#### [Exercise requirements]
Copy these entries word for word, starting at the beginning of the entries and ending at the line containing "maximize-button[interactable] bbox=[816, 17, 842, 41]".

::::::::::

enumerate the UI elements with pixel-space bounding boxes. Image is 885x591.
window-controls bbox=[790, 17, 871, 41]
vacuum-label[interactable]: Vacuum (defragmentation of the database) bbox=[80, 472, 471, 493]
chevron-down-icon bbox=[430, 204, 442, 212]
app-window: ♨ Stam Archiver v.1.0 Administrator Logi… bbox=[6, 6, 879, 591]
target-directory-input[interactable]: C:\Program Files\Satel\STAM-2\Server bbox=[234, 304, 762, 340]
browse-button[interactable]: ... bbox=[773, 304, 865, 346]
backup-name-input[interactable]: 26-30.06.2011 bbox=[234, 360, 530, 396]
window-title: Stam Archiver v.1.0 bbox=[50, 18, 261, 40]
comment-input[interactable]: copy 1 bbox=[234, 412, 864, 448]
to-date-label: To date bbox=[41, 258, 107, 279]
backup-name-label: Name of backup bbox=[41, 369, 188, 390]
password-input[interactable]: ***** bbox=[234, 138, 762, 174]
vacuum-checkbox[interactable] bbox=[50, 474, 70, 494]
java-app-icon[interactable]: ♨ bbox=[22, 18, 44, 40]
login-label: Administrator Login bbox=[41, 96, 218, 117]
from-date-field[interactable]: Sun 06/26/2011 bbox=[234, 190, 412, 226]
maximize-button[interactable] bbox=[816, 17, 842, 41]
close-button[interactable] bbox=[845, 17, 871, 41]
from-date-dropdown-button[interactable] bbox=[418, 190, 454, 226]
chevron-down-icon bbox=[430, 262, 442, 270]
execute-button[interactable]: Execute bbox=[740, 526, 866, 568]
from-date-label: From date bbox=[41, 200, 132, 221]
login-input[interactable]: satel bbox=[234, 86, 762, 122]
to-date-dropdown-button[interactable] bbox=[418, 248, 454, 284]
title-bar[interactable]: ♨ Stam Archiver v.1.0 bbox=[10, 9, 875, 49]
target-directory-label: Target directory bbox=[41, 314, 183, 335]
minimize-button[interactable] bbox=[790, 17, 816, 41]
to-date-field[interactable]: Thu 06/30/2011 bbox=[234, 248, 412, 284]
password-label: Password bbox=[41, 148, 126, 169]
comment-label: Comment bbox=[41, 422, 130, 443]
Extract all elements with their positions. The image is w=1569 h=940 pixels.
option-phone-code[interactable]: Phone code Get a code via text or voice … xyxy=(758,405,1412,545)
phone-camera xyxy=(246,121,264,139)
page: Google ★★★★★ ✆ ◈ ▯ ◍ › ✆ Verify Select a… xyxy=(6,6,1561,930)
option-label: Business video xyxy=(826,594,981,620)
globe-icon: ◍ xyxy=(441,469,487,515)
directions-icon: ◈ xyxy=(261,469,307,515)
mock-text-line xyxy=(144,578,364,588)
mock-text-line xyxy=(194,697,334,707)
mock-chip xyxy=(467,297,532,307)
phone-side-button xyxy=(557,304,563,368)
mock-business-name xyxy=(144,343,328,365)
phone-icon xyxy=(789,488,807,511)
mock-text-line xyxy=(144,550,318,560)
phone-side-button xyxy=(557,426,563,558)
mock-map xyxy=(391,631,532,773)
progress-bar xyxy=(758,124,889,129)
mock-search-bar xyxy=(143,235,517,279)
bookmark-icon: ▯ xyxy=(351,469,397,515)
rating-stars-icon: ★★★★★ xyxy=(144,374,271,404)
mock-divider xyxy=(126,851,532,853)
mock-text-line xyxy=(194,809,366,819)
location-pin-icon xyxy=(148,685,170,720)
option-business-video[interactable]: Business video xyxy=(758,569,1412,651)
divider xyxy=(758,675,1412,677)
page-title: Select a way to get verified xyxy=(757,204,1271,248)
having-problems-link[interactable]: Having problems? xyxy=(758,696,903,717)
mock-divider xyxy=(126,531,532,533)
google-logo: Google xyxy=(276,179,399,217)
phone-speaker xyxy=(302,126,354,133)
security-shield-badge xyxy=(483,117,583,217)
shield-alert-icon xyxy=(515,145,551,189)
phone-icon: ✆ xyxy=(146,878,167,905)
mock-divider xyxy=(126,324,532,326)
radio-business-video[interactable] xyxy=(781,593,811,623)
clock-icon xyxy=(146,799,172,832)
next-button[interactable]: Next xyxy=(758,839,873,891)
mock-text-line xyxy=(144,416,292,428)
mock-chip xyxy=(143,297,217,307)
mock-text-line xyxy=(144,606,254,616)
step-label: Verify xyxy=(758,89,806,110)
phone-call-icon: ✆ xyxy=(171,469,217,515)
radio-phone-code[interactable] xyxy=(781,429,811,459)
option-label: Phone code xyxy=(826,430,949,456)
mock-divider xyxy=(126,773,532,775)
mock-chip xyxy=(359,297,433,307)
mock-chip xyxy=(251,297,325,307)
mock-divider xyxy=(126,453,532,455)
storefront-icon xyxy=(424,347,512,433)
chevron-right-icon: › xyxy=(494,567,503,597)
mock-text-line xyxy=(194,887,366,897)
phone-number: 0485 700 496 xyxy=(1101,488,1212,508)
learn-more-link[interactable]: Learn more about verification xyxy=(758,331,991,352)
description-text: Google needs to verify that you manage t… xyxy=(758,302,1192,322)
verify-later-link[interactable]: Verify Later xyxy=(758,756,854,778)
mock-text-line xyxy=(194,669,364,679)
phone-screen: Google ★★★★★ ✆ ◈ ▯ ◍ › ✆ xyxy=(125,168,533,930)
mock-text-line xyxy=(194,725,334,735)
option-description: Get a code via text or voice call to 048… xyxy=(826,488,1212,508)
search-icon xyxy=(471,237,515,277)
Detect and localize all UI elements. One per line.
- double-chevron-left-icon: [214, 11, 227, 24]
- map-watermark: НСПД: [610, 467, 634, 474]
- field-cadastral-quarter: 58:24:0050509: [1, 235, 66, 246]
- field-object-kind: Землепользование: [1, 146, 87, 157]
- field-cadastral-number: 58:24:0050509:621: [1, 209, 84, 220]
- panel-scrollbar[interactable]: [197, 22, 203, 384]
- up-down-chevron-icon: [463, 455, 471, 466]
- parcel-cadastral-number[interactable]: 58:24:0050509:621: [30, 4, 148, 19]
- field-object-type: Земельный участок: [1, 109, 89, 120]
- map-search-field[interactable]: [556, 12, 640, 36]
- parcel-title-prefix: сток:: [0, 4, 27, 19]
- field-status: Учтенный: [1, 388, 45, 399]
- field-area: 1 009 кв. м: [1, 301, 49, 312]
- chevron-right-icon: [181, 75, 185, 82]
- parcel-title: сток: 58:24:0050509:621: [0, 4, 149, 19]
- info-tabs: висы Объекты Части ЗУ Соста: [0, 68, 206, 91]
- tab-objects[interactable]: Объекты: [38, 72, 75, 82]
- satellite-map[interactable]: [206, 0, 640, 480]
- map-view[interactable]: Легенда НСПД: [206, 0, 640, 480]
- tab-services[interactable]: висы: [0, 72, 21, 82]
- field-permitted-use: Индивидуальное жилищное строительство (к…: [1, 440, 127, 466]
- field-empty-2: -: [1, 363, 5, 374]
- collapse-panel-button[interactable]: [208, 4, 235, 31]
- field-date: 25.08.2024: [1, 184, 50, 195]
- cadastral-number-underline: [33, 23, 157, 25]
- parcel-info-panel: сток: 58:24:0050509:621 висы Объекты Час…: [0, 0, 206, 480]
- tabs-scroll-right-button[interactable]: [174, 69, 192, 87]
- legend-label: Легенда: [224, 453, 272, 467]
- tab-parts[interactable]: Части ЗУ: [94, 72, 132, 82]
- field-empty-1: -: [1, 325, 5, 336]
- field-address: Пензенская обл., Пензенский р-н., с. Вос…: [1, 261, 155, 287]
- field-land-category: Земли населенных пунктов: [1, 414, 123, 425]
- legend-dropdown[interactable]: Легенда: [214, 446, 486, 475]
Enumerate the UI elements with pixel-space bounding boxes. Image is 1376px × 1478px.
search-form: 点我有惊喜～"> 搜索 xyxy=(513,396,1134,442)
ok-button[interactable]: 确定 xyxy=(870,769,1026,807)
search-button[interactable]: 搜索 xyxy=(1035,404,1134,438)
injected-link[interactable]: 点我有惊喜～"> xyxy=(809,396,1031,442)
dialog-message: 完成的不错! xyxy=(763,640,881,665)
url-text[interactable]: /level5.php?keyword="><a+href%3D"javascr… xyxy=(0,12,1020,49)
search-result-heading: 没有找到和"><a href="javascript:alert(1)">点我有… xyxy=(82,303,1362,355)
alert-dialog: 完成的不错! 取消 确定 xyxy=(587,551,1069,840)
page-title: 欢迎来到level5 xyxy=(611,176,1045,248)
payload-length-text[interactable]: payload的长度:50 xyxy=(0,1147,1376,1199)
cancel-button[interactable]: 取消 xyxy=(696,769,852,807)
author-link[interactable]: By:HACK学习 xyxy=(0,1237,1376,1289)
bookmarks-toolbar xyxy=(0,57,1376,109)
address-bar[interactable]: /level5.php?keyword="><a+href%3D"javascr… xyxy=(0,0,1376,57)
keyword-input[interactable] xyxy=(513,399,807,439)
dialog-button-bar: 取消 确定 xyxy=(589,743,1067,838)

::::::::::

#### [The completed task]
enumerate the UI elements with pixel-space bounding boxes. Image is 885x591.
window-controls bbox=[790, 17, 871, 41]
vacuum-label[interactable]: Vacuum (defragmentation of the database) bbox=[80, 472, 471, 493]
chevron-down-icon bbox=[430, 204, 442, 212]
app-window: ♨ Stam Archiver v.1.0 Administrator Logi… bbox=[6, 6, 879, 591]
target-directory-input[interactable]: C:\Program Files\Satel\STAM-2\Server bbox=[234, 304, 762, 340]
browse-button[interactable]: ... bbox=[773, 304, 865, 346]
backup-name-input[interactable]: 26-30.06.2011 bbox=[234, 360, 530, 396]
window-title: Stam Archiver v.1.0 bbox=[50, 18, 261, 40]
comment-input[interactable]: copy 1 bbox=[234, 412, 864, 448]
to-date-label: To date bbox=[41, 258, 107, 279]
backup-name-label: Name of backup bbox=[41, 369, 188, 390]
password-input[interactable]: ***** bbox=[234, 138, 762, 174]
vacuum-checkbox[interactable] bbox=[50, 474, 70, 494]
java-app-icon[interactable]: ♨ bbox=[22, 18, 44, 40]
login-label: Administrator Login bbox=[41, 96, 218, 117]
from-date-field[interactable]: Sun 06/26/2011 bbox=[234, 190, 412, 226]
maximize-button[interactable] bbox=[816, 17, 842, 41]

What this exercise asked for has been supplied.